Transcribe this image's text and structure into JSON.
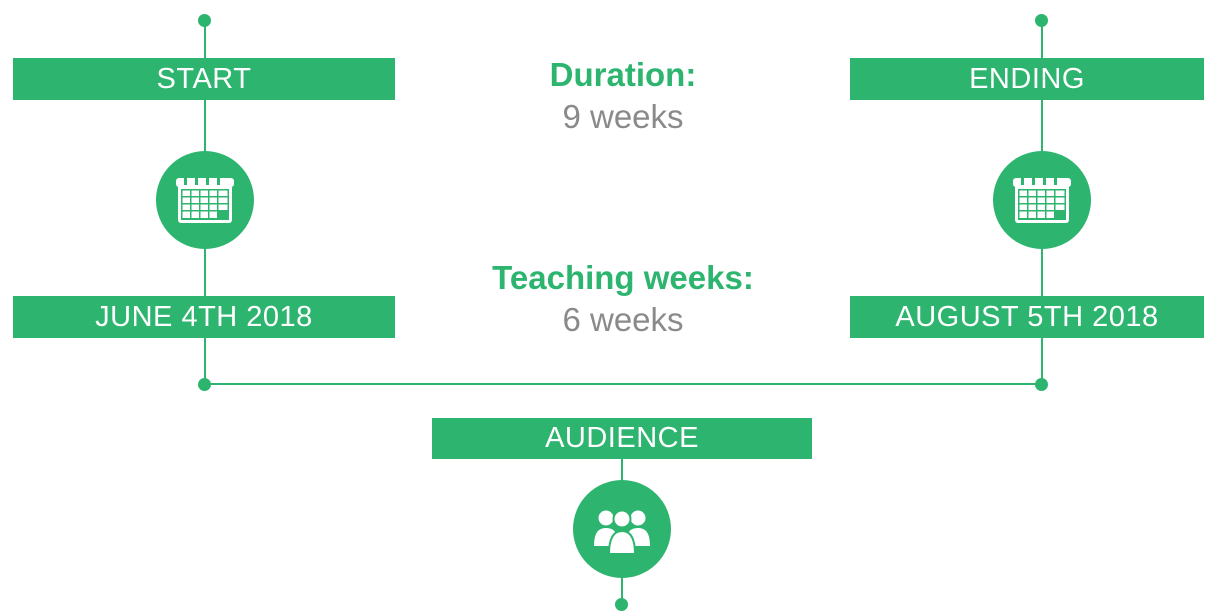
{
  "start": {
    "label": "START",
    "date": "JUNE 4TH 2018",
    "icon": "calendar-icon"
  },
  "ending": {
    "label": "ENDING",
    "date": "AUGUST 5TH 2018",
    "icon": "calendar-icon"
  },
  "duration": {
    "title": "Duration:",
    "value": "9 weeks"
  },
  "teaching": {
    "title": "Teaching weeks:",
    "value": "6 weeks"
  },
  "audience": {
    "label": "AUDIENCE",
    "icon": "people-group-icon"
  },
  "colors": {
    "accent": "#2db56f",
    "text_gray": "#8a8a8a",
    "background": "#ffffff"
  }
}
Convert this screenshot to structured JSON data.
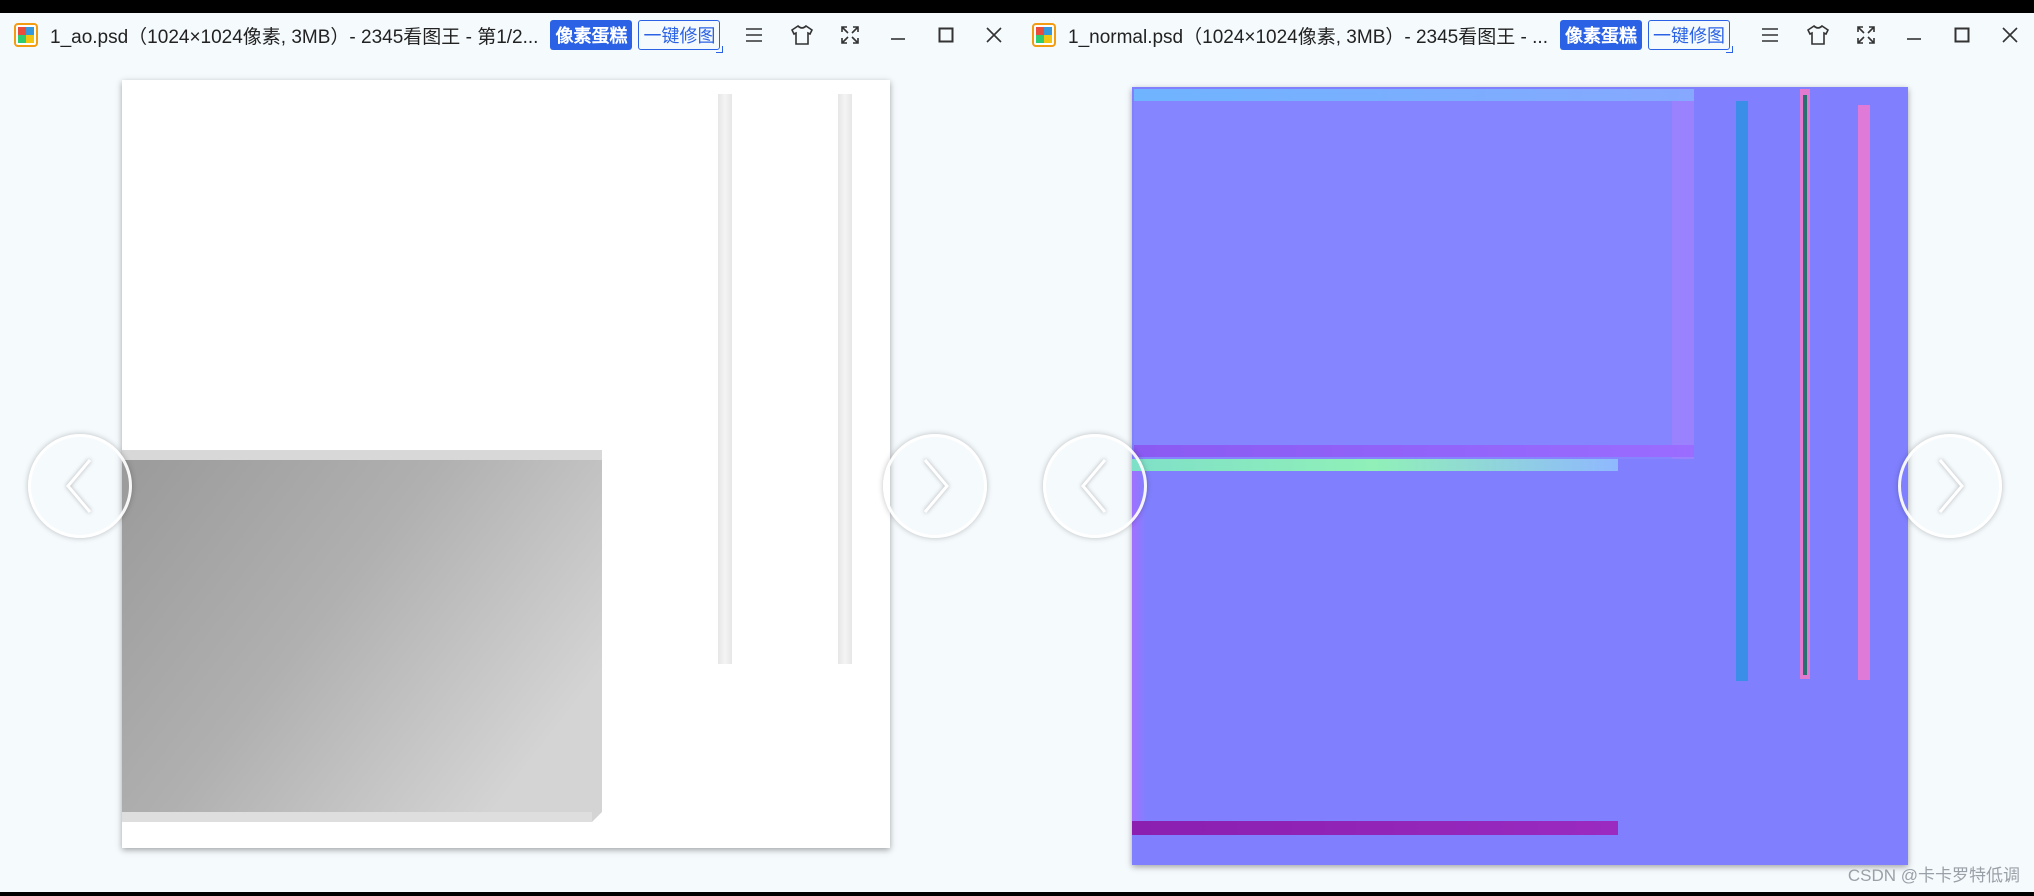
☆ ☆ ☆ ☆
_Work required_
Transcribe every entry word for word, but omit the pictures.

_Response below_
Transcribe this image's text and structure into JSON.
{
  "start": {
    "label": "START",
    "date": "JUNE 4TH 2018",
    "icon": "calendar-icon"
  },
  "ending": {
    "label": "ENDING",
    "date": "AUGUST 5TH 2018",
    "icon": "calendar-icon"
  },
  "duration": {
    "title": "Duration:",
    "value": "9 weeks"
  },
  "teaching": {
    "title": "Teaching weeks:",
    "value": "6 weeks"
  },
  "audience": {
    "label": "AUDIENCE",
    "icon": "people-group-icon"
  },
  "colors": {
    "accent": "#2db56f",
    "text_gray": "#8a8a8a",
    "background": "#ffffff"
  }
}
Convert this screenshot to structured JSON data.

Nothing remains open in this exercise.